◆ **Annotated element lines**
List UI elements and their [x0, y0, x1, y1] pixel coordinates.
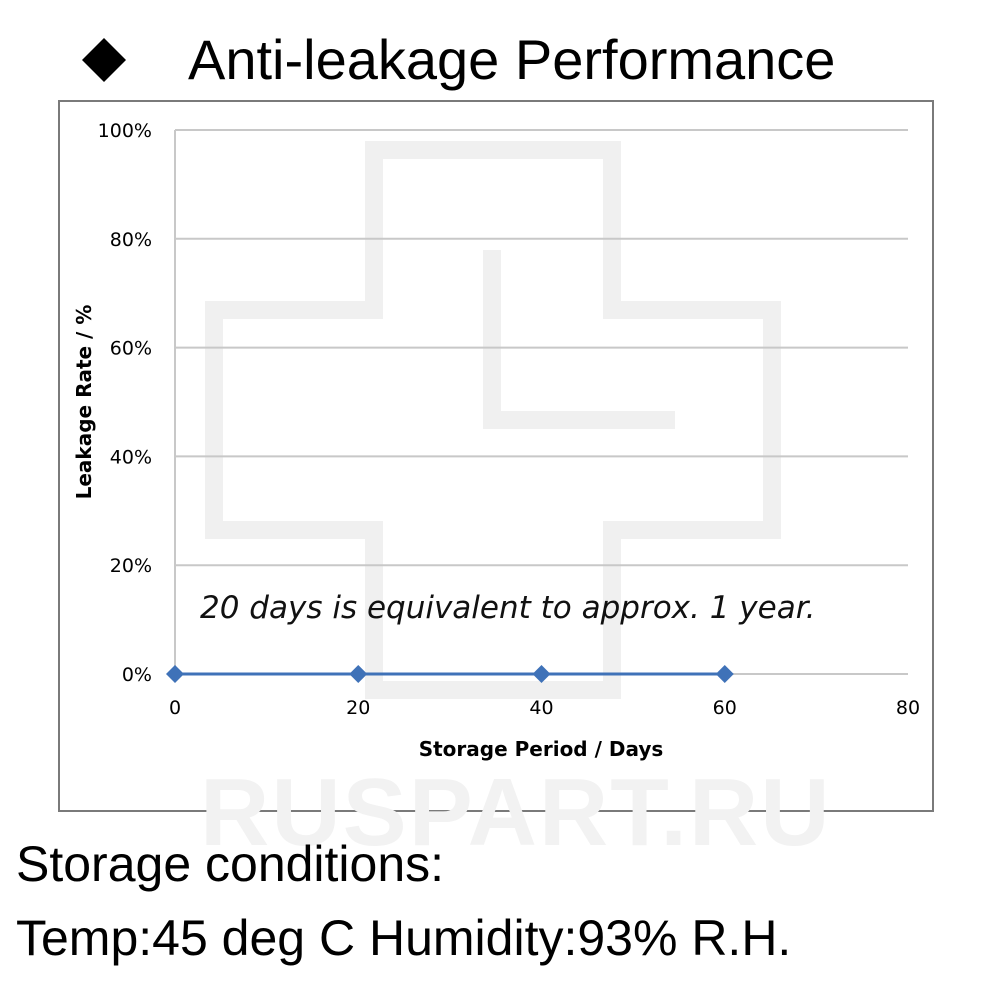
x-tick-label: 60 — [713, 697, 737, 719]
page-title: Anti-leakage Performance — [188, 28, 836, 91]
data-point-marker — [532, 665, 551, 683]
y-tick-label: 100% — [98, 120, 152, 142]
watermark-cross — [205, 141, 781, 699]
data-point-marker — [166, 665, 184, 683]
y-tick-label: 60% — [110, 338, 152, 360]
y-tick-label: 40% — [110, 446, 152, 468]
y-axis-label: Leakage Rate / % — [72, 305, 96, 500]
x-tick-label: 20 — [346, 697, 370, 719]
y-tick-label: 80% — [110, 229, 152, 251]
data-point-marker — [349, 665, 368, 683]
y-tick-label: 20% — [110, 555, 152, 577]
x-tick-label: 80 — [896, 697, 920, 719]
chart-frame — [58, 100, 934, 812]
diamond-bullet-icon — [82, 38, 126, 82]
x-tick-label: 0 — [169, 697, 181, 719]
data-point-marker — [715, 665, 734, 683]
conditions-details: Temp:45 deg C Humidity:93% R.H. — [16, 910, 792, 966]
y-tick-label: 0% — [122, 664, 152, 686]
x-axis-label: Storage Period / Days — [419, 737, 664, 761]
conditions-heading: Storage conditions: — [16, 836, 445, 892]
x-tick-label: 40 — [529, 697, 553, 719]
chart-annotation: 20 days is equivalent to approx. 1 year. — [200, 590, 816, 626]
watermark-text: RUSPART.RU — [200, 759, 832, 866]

◆ **GOAL**
Retype, without alteration, the lines between the line holding "x-tick-label: 60 — [713, 697, 737, 719]" and the line holding "data-point-marker — [715, 665, 734, 683]", both included.

◆ **SOLVED EXERCISE**
x-tick-label: 60 — [713, 697, 737, 719]
page-title: Anti-leakage Performance — [188, 28, 836, 91]
data-point-marker — [532, 665, 551, 683]
y-tick-label: 100% — [98, 120, 152, 142]
watermark-cross — [205, 141, 781, 699]
data-point-marker — [166, 665, 184, 683]
y-tick-label: 60% — [110, 338, 152, 360]
y-tick-label: 40% — [110, 446, 152, 468]
y-axis-label: Leakage Rate / % — [72, 305, 96, 500]
x-tick-label: 20 — [346, 697, 370, 719]
y-tick-label: 80% — [110, 229, 152, 251]
data-point-marker — [349, 665, 368, 683]
y-tick-label: 20% — [110, 555, 152, 577]
x-tick-label: 80 — [896, 697, 920, 719]
chart-frame — [58, 100, 934, 812]
diamond-bullet-icon — [82, 38, 126, 82]
x-tick-label: 0 — [169, 697, 181, 719]
data-point-marker — [715, 665, 734, 683]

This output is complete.